Stored items

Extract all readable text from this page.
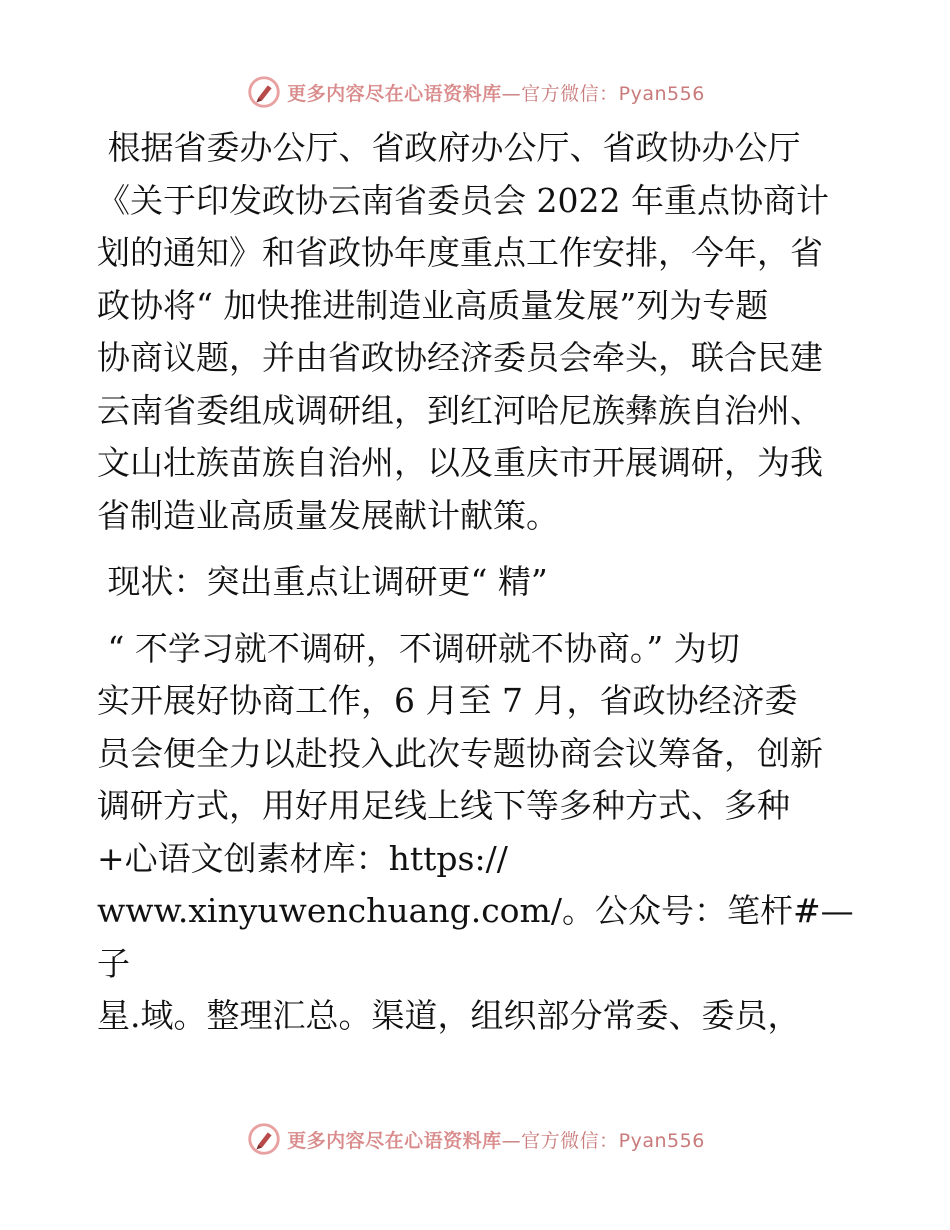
更多内容尽在心语资料库 —官方微信：Pyan556

根据省委办公厅、省政府办公厅、省政协办公厅

《关于印发政协云南省委员会 2022 年重点协商计

划的通知》和省政协年度重点工作安排，今年，省

政协将“ 加快推进制造业高质量发展”列为专题

协商议题，并由省政协经济委员会牵头，联合民建

云南省委组成调研组，到红河哈尼族彝族自治州、

文山壮族苗族自治州，以及重庆市开展调研，为我

省制造业高质量发展献计献策。

现状：突出重点让调研更“ 精”

“ 不学习就不调研，不调研就不协商。” 为切

实开展好协商工作，6 月至 7 月，省政协经济委

员会便全力以赴投入此次专题协商会议筹备，创新

调研方式，用好用足线上线下等多种方式、多种

+心语文创素材库：https://

www.xinyuwenchuang.com/。公众号：笔杆#—子

星.域。整理汇总。渠道，组织部分常委、委员，

更多内容尽在心语资料库 —官方微信：Pyan556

▶ CHALLENGE
Retype each entry precisely. Skip images entirely.

▶ THE SOLUTION
Extract all readable text from this page.
更多内容尽在心语资料库 —官方微信：Pyan556

根据省委办公厅、省政府办公厅、省政协办公厅

《关于印发政协云南省委员会 2022 年重点协商计

划的通知》和省政协年度重点工作安排，今年，省

政协将“ 加快推进制造业高质量发展”列为专题

协商议题，并由省政协经济委员会牵头，联合民建

云南省委组成调研组，到红河哈尼族彝族自治州、

文山壮族苗族自治州，以及重庆市开展调研，为我

省制造业高质量发展献计献策。

现状：突出重点让调研更“ 精”

“ 不学习就不调研，不调研就不协商。” 为切

实开展好协商工作，6 月至 7 月，省政协经济委

员会便全力以赴投入此次专题协商会议筹备，创新

调研方式，用好用足线上线下等多种方式、多种

+心语文创素材库：https://

www.xinyuwenchuang.com/。公众号：笔杆#—子

星.域。整理汇总。渠道，组织部分常委、委员，

更多内容尽在心语资料库 —官方微信：Pyan556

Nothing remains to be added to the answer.